Work instructions:
Identify the lines that contain the string "Counters" and copy all of them.
=-=-=
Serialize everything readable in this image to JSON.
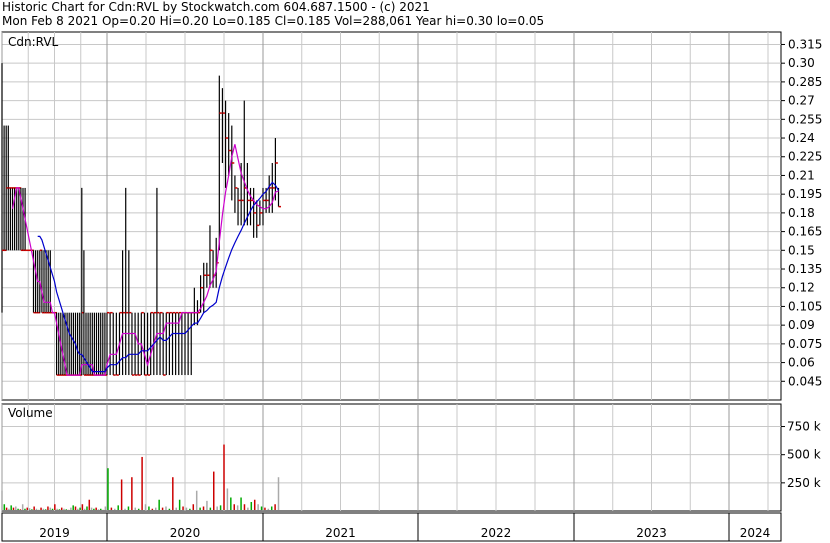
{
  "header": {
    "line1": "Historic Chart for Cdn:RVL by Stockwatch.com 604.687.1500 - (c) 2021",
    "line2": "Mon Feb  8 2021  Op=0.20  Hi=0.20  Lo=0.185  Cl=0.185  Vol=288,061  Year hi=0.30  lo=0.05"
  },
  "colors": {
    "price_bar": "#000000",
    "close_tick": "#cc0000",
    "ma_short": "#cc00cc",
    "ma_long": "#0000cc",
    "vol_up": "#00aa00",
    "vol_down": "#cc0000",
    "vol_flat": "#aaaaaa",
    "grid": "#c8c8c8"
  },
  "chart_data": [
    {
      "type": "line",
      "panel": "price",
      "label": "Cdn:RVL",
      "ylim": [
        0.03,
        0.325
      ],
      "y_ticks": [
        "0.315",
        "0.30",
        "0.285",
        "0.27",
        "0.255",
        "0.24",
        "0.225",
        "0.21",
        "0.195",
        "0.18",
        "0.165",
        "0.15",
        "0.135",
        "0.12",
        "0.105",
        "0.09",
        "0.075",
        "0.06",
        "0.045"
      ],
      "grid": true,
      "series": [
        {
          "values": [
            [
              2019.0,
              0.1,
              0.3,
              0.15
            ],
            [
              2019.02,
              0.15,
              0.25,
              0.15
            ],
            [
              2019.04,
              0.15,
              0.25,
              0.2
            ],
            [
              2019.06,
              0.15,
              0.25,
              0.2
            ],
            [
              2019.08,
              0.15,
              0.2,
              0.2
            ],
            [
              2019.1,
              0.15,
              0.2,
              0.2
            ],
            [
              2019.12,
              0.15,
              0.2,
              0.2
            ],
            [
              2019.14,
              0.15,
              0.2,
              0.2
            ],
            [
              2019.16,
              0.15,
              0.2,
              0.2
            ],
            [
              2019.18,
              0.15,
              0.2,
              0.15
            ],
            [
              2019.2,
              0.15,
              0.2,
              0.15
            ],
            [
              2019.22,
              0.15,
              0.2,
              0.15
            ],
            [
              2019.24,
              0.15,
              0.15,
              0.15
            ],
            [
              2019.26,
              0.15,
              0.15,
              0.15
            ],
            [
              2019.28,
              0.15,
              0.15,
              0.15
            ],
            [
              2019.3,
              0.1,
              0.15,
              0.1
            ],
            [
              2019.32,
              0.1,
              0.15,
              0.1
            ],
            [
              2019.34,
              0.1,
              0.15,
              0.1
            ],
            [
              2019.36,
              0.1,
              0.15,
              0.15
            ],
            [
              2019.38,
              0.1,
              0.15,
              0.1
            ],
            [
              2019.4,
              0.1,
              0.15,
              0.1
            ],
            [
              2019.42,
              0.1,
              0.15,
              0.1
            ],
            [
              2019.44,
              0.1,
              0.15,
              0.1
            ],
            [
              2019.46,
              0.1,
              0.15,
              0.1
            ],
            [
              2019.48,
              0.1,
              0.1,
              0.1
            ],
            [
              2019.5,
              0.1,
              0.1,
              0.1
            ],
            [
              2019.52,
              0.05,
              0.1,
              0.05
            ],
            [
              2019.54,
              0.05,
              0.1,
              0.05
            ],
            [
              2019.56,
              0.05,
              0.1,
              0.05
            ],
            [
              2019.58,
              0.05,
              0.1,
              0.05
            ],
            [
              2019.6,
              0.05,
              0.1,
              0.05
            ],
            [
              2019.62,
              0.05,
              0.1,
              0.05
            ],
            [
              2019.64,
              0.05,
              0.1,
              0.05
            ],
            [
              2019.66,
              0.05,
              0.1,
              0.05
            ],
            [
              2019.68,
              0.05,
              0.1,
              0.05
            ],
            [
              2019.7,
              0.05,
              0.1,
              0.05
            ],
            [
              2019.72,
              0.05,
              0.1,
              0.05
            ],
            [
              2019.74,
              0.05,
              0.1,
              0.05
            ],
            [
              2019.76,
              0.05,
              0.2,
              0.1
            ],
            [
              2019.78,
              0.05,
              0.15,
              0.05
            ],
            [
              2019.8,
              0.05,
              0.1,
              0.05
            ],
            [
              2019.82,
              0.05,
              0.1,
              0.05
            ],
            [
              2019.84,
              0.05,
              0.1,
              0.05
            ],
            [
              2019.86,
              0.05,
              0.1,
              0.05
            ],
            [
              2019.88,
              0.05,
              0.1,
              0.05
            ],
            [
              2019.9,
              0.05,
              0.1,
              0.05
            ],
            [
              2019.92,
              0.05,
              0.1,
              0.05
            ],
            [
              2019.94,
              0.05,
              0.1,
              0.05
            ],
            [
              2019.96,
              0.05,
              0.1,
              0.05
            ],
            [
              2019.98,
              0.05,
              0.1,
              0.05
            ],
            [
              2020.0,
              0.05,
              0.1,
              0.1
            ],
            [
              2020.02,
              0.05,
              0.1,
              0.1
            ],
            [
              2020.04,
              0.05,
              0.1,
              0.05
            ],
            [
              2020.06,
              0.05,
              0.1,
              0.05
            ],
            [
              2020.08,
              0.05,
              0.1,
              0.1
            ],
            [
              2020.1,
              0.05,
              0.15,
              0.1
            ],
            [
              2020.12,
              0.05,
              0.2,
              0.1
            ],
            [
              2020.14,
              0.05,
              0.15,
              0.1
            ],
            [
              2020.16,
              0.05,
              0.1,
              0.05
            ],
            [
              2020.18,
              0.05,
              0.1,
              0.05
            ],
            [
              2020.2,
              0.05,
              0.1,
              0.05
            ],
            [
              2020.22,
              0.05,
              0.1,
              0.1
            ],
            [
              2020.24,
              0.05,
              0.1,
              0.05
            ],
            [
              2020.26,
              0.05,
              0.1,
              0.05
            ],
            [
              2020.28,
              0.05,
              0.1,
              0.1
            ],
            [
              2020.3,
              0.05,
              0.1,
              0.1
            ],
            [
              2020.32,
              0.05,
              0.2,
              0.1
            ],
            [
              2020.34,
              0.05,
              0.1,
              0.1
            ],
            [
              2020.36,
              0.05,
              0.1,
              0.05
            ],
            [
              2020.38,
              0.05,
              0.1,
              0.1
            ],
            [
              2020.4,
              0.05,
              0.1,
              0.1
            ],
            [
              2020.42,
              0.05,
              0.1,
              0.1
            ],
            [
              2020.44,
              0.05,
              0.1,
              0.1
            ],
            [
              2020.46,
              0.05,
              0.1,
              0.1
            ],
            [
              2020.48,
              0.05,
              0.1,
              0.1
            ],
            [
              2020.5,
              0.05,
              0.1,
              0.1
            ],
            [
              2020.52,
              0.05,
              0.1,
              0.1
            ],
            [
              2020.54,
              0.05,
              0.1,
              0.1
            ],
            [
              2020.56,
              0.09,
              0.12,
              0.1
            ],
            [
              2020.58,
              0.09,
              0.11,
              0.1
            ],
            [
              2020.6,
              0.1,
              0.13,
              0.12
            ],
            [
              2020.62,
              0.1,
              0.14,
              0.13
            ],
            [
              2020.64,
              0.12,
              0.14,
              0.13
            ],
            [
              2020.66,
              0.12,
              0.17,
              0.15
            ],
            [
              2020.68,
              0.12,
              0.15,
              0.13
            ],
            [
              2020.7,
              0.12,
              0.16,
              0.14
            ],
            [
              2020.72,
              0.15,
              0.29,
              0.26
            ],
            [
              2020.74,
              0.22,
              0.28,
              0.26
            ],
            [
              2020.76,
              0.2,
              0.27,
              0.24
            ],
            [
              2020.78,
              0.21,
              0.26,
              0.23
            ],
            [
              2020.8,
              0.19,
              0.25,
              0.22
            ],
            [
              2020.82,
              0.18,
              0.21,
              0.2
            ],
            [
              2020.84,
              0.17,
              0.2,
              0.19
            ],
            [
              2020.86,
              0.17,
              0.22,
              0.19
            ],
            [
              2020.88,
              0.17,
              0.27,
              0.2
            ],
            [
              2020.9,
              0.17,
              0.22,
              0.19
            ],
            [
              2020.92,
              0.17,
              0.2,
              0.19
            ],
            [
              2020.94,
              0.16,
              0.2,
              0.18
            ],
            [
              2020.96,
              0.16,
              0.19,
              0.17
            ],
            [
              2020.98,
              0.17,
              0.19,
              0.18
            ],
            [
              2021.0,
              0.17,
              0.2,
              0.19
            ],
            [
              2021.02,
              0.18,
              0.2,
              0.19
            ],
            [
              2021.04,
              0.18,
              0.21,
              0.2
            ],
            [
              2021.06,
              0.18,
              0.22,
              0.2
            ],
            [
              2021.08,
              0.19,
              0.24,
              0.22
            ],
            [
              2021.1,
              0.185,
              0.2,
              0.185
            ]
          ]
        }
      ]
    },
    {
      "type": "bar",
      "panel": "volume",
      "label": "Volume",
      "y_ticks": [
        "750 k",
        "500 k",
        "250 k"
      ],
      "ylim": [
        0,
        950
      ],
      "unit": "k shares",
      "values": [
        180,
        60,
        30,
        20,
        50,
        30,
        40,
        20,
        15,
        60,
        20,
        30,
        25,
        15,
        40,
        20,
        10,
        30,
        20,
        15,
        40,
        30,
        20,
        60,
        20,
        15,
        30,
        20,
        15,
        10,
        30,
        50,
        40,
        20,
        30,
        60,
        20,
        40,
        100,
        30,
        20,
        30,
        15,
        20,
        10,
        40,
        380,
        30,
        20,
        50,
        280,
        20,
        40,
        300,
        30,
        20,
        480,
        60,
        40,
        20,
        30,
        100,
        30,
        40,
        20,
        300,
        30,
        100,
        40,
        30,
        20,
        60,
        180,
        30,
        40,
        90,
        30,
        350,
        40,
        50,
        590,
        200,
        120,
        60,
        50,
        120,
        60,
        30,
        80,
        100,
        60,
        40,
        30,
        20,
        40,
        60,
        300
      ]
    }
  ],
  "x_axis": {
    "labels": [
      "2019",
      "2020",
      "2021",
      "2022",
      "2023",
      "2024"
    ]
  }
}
=-=-=
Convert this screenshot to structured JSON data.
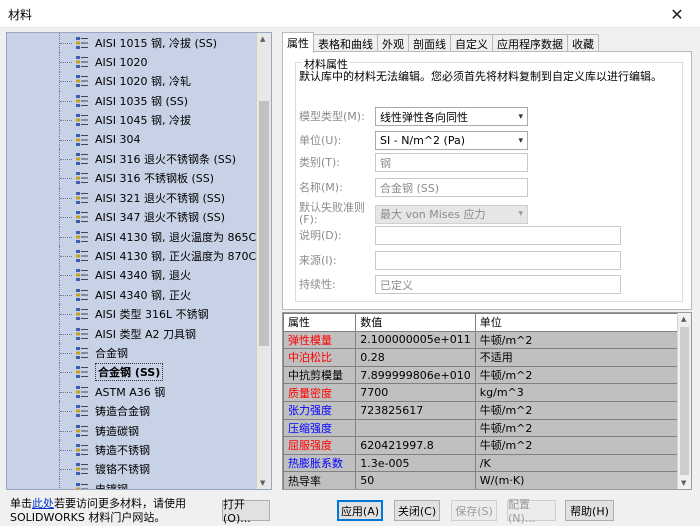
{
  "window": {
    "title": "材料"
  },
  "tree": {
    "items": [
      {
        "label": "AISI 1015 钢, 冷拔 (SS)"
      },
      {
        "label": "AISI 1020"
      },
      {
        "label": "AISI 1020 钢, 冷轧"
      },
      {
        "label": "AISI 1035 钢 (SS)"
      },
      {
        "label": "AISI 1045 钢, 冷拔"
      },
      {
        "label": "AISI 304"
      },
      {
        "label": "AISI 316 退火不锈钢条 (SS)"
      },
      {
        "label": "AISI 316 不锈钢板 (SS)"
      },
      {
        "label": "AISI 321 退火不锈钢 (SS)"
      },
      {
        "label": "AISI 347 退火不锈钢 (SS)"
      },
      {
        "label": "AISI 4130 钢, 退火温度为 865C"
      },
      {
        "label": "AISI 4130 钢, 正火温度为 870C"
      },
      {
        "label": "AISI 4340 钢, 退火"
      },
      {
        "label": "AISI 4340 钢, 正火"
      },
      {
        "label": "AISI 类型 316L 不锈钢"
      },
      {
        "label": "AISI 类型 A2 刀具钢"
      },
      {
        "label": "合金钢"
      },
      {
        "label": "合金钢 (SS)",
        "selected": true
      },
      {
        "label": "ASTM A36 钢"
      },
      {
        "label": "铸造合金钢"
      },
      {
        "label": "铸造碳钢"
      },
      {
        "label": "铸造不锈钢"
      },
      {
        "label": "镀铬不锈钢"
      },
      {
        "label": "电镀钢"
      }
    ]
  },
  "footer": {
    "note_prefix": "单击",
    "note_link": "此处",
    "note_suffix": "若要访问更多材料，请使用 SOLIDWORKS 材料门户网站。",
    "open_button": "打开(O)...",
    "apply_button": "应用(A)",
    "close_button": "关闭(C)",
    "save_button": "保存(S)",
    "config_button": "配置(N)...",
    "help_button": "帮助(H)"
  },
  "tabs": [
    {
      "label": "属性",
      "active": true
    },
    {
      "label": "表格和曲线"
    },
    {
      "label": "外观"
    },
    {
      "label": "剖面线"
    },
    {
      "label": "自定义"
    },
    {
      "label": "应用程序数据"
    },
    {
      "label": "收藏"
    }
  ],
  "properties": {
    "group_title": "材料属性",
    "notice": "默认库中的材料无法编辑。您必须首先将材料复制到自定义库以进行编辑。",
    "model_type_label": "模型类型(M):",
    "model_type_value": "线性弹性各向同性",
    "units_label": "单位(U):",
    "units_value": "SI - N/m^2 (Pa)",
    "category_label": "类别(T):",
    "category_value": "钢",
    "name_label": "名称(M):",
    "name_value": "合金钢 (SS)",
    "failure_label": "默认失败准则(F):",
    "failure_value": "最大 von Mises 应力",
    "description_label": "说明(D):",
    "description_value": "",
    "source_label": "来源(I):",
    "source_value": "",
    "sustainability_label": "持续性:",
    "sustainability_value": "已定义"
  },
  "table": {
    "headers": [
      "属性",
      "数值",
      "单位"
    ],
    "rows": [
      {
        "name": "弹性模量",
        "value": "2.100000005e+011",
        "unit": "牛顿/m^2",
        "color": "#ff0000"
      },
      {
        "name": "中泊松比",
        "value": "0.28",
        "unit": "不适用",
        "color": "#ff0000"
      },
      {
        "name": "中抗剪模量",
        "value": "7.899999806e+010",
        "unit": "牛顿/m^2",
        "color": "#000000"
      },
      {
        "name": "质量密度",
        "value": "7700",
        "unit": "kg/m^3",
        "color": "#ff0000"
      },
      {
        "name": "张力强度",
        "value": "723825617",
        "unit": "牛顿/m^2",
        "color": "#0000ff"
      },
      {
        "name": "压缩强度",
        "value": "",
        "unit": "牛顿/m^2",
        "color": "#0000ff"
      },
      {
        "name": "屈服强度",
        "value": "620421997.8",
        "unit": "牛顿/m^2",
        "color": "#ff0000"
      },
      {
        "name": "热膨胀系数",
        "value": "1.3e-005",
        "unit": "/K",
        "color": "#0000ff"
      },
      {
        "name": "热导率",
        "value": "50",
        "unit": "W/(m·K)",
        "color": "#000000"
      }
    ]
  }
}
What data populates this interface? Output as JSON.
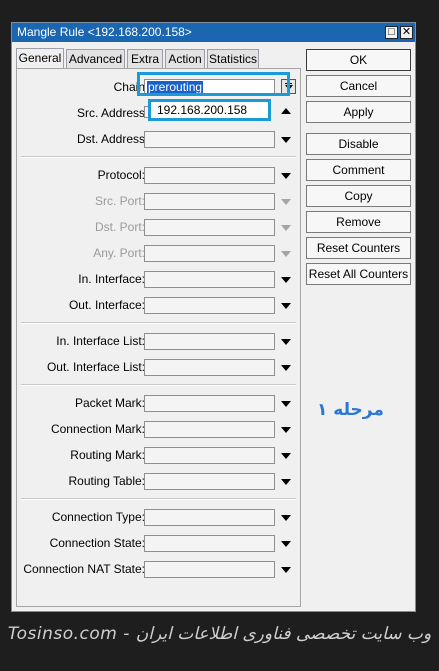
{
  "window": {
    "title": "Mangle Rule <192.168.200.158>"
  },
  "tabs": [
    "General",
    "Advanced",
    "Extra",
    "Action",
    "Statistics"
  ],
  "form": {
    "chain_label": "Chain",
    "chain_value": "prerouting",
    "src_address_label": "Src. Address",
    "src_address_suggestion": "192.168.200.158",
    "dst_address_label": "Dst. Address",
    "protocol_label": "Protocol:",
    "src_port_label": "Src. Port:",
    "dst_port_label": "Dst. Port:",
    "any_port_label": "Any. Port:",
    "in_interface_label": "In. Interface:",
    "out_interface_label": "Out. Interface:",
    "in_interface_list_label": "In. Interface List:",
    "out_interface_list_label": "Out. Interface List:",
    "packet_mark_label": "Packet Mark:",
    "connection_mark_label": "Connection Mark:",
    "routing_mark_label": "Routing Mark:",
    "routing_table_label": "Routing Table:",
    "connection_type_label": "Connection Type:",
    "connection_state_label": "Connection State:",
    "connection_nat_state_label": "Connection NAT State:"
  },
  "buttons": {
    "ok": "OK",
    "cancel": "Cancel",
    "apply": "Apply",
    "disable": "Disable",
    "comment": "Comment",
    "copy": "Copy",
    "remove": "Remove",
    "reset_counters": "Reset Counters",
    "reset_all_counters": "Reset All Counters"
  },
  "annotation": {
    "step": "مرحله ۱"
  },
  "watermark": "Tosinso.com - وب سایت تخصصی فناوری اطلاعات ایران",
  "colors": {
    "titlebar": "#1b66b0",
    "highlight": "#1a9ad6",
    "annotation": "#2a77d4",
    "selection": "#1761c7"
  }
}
=-=-=
Right answer:
    "reset_counters": "Reset Counters",
    "reset_all_counters": "Reset All Counters"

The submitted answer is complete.